What the task asks: Write the data below out exactly as it stands. Do not include the pictures.

━━━━━━━━━━━━━━━━

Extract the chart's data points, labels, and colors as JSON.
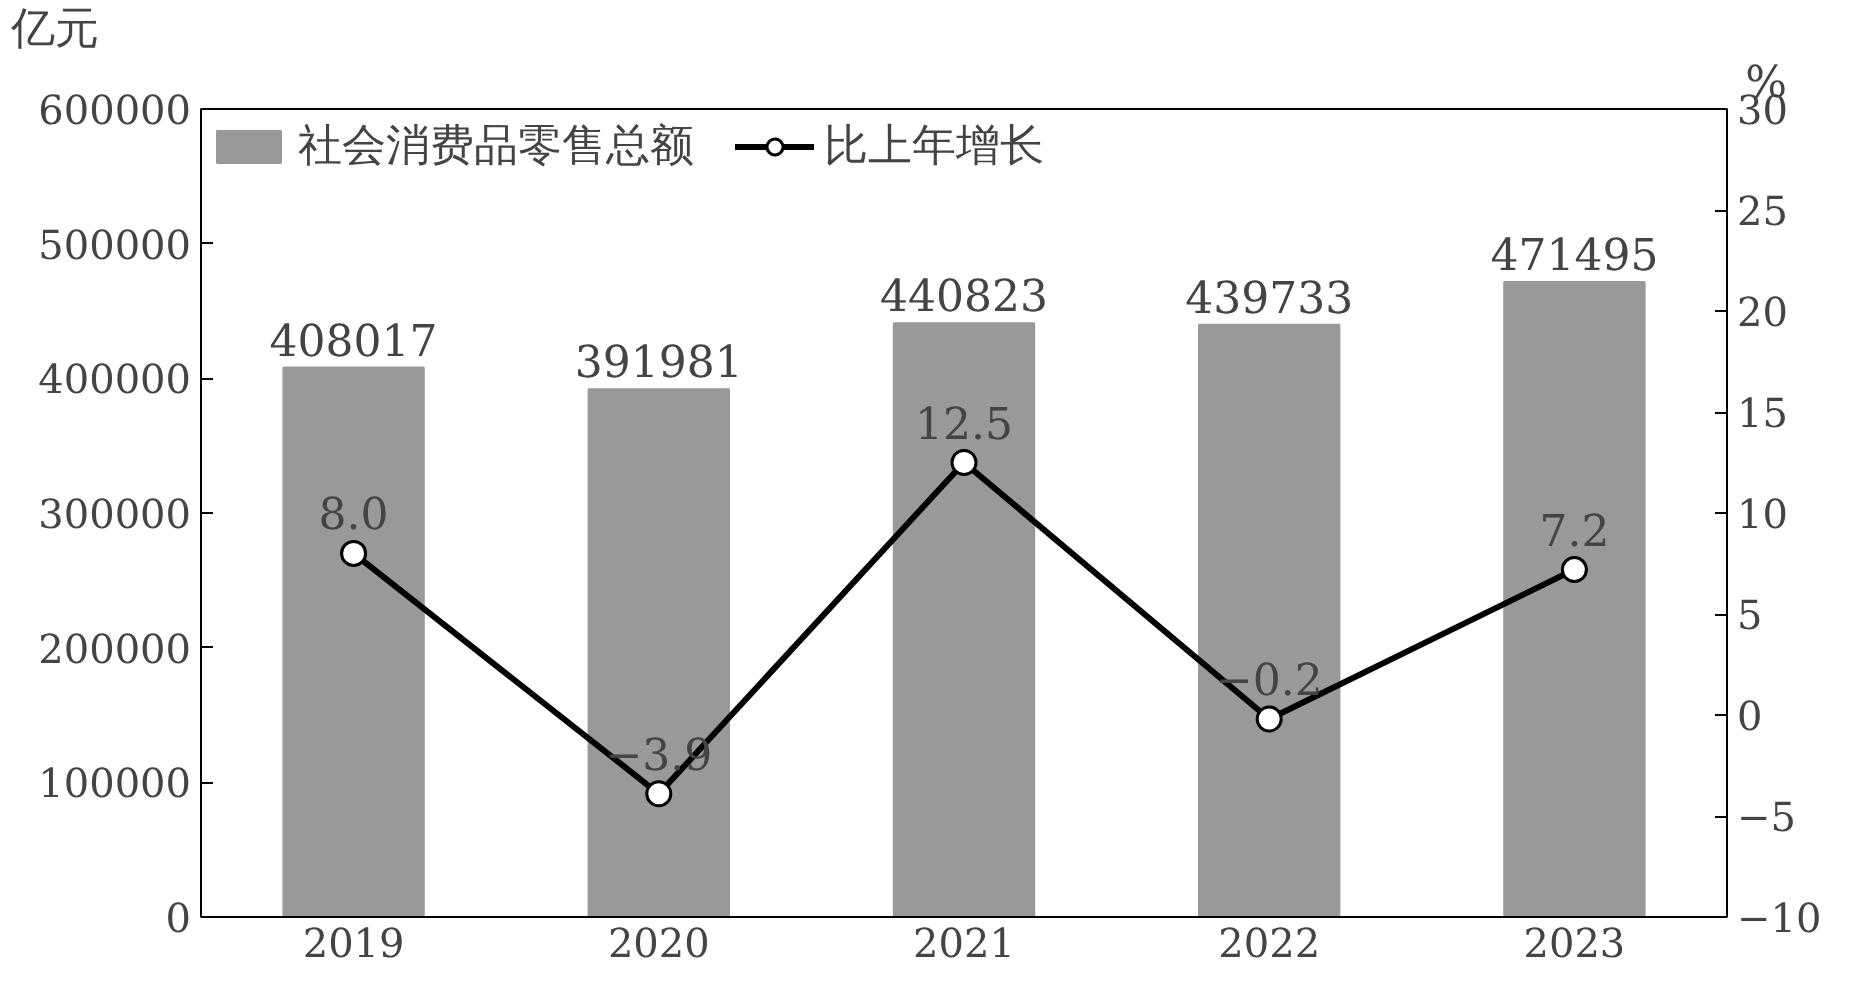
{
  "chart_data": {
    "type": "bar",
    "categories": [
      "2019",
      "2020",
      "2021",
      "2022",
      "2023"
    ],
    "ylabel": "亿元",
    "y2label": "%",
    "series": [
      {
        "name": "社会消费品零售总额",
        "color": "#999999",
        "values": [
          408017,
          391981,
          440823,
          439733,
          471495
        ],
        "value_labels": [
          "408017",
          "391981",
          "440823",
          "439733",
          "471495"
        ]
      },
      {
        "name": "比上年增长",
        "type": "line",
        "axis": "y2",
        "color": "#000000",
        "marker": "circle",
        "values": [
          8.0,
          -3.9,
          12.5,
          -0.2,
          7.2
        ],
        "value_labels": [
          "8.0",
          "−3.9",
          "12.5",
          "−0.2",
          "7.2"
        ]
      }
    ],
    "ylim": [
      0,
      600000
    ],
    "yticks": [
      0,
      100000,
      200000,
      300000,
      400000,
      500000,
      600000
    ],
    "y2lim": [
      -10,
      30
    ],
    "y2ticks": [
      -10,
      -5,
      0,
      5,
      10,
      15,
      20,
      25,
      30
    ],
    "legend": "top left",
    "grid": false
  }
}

━━━━━━━━━━━━━━━━

Answer to the task:
Extract the chart's data points, labels, and colors as JSON.
{
  "chart_data": {
    "type": "bar",
    "categories": [
      "2019",
      "2020",
      "2021",
      "2022",
      "2023"
    ],
    "ylabel": "亿元",
    "y2label": "%",
    "series": [
      {
        "name": "社会消费品零售总额",
        "color": "#999999",
        "values": [
          408017,
          391981,
          440823,
          439733,
          471495
        ],
        "value_labels": [
          "408017",
          "391981",
          "440823",
          "439733",
          "471495"
        ]
      },
      {
        "name": "比上年增长",
        "type": "line",
        "axis": "y2",
        "color": "#000000",
        "marker": "circle",
        "values": [
          8.0,
          -3.9,
          12.5,
          -0.2,
          7.2
        ],
        "value_labels": [
          "8.0",
          "−3.9",
          "12.5",
          "−0.2",
          "7.2"
        ]
      }
    ],
    "ylim": [
      0,
      600000
    ],
    "yticks": [
      0,
      100000,
      200000,
      300000,
      400000,
      500000,
      600000
    ],
    "y2lim": [
      -10,
      30
    ],
    "y2ticks": [
      -10,
      -5,
      0,
      5,
      10,
      15,
      20,
      25,
      30
    ],
    "legend": "top left",
    "grid": false
  }
}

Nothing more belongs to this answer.